▶ [Your task]
Indicate only the number of lines in the listing below in which the word "xlabel" appears.

▶ [Provided records]

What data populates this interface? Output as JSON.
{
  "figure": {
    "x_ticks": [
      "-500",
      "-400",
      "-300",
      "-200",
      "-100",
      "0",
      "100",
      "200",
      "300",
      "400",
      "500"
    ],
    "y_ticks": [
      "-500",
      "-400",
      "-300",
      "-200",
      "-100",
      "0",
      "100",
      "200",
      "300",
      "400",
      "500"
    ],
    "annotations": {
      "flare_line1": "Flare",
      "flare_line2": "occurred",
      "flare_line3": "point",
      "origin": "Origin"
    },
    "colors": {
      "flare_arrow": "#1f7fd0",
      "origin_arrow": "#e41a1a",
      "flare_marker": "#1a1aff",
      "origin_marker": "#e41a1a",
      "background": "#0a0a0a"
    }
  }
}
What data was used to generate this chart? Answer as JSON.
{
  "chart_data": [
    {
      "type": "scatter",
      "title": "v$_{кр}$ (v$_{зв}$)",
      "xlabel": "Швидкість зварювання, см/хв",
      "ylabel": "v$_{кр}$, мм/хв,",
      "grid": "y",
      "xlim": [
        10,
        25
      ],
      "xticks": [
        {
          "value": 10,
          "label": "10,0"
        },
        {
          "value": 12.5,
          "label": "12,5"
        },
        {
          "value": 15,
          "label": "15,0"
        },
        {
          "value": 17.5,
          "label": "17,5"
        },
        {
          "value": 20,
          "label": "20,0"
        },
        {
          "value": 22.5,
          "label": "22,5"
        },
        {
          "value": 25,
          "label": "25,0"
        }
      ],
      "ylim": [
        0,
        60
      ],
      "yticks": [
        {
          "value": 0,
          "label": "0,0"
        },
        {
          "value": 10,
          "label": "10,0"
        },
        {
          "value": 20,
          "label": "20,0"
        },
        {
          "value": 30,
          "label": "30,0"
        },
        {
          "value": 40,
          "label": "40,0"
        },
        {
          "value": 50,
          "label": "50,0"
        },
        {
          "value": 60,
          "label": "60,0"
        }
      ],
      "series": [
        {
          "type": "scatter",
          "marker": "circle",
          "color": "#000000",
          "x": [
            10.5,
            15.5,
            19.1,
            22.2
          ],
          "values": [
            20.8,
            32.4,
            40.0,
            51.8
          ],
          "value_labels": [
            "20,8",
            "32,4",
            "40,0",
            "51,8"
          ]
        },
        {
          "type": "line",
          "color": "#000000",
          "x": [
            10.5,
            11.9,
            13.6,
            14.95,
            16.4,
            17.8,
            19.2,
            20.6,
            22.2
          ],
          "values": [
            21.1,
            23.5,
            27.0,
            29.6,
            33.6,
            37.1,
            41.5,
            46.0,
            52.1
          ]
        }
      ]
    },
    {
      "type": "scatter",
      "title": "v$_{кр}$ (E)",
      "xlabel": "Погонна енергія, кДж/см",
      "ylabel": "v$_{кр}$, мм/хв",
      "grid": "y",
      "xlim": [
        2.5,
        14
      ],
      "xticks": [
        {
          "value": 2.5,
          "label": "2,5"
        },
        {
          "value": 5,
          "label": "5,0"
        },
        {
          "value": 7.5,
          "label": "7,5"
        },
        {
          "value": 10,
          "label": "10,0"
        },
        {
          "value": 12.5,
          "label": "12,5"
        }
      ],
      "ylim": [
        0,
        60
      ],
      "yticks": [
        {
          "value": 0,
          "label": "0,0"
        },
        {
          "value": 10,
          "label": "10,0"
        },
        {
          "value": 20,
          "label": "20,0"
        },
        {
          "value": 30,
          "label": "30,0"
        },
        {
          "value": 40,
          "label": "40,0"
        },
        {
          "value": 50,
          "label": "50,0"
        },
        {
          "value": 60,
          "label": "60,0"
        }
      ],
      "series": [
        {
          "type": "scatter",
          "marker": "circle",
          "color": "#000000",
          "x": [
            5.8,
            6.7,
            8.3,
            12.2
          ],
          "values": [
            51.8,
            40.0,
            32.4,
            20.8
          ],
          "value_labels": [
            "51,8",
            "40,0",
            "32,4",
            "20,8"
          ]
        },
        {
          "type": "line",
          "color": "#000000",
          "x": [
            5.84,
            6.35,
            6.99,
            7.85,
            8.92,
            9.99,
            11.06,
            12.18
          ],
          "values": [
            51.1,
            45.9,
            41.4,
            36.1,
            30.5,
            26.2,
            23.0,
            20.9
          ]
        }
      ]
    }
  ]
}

▶ [Written response]
2